DESCRIPTION OF THE TASK: Pictures do not belong in your copy. Repeat all the other data exactly.

MATERIAL PROVIDED:
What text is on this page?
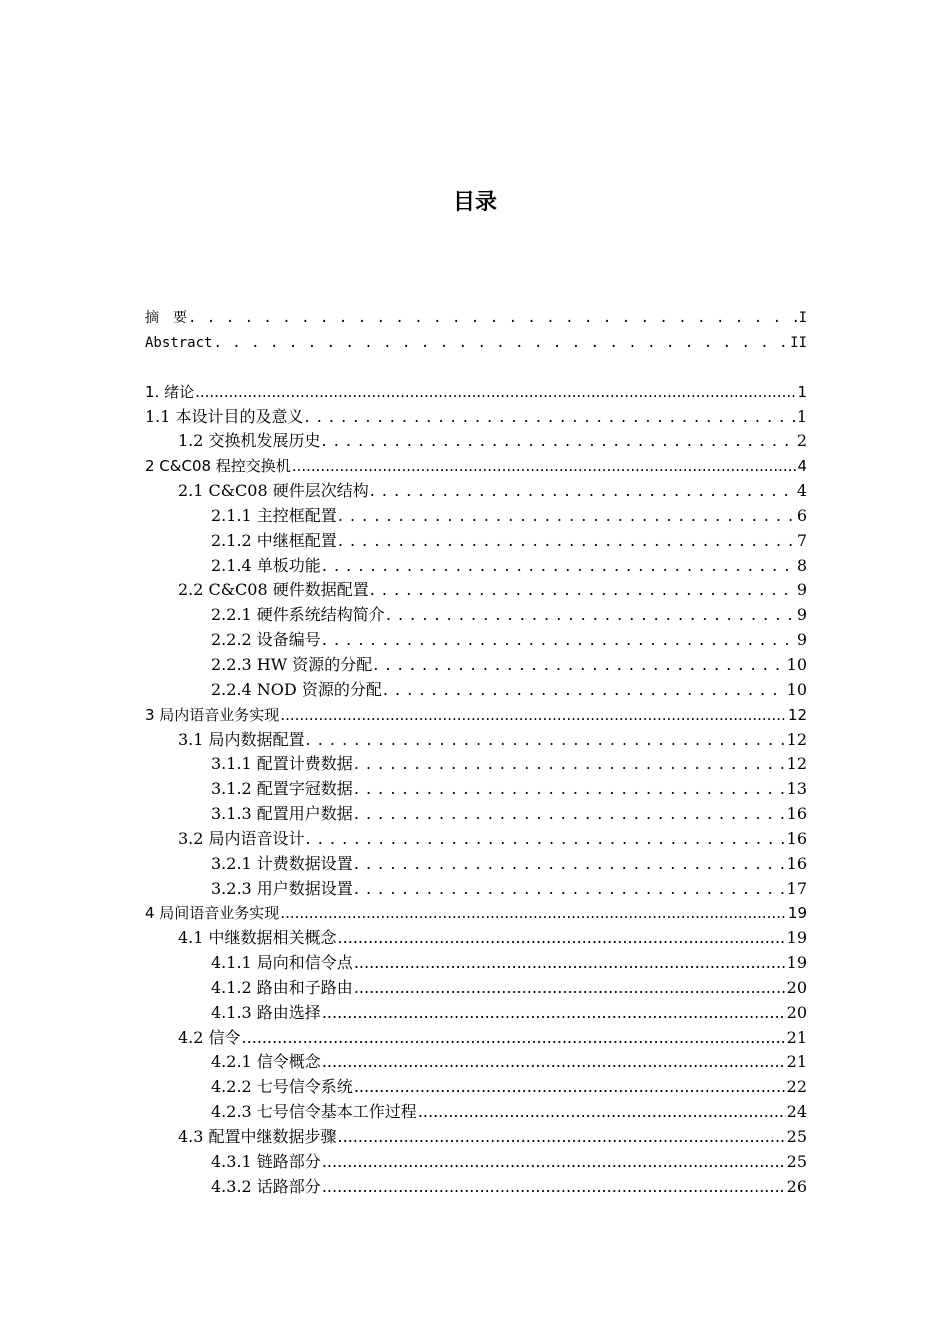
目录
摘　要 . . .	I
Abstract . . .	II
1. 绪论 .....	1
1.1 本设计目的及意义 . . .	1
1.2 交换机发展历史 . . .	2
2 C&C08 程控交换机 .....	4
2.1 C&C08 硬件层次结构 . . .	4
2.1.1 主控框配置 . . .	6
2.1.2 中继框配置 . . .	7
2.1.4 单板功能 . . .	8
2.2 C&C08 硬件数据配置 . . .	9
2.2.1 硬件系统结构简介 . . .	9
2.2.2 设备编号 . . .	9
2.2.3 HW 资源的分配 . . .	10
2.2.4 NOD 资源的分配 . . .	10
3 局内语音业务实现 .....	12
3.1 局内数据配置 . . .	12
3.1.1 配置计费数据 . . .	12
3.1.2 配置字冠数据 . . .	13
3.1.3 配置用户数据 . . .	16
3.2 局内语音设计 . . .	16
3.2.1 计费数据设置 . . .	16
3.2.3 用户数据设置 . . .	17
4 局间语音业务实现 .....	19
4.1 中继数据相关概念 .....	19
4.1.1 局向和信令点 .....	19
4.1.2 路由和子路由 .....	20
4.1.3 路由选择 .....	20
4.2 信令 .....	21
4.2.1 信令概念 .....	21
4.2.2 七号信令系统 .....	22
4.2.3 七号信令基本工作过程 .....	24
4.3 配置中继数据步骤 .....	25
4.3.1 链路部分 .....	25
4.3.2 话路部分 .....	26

ANSWER IN FULL:
What text is on this page?
目录
摘　要 . . .	I
Abstract . . .	II
1. 绪论 .....	1
1.1 本设计目的及意义 . . .	1
1.2 交换机发展历史 . . .	2
2 C&C08 程控交换机 .....	4
2.1 C&C08 硬件层次结构 . . .	4
2.1.1 主控框配置 . . .	6
2.1.2 中继框配置 . . .	7
2.1.4 单板功能 . . .	8
2.2 C&C08 硬件数据配置 . . .	9
2.2.1 硬件系统结构简介 . . .	9
2.2.2 设备编号 . . .	9
2.2.3 HW 资源的分配 . . .	10
2.2.4 NOD 资源的分配 . . .	10
3 局内语音业务实现 .....	12
3.1 局内数据配置 . . .	12
3.1.1 配置计费数据 . . .	12
3.1.2 配置字冠数据 . . .	13
3.1.3 配置用户数据 . . .	16
3.2 局内语音设计 . . .	16
3.2.1 计费数据设置 . . .	16
3.2.3 用户数据设置 . . .	17
4 局间语音业务实现 .....	19
4.1 中继数据相关概念 .....	19
4.1.1 局向和信令点 .....	19
4.1.2 路由和子路由 .....	20
4.1.3 路由选择 .....	20
4.2 信令 .....	21
4.2.1 信令概念 .....	21
4.2.2 七号信令系统 .....	22
4.2.3 七号信令基本工作过程 .....	24
4.3 配置中继数据步骤 .....	25
4.3.1 链路部分 .....	25
4.3.2 话路部分 .....	26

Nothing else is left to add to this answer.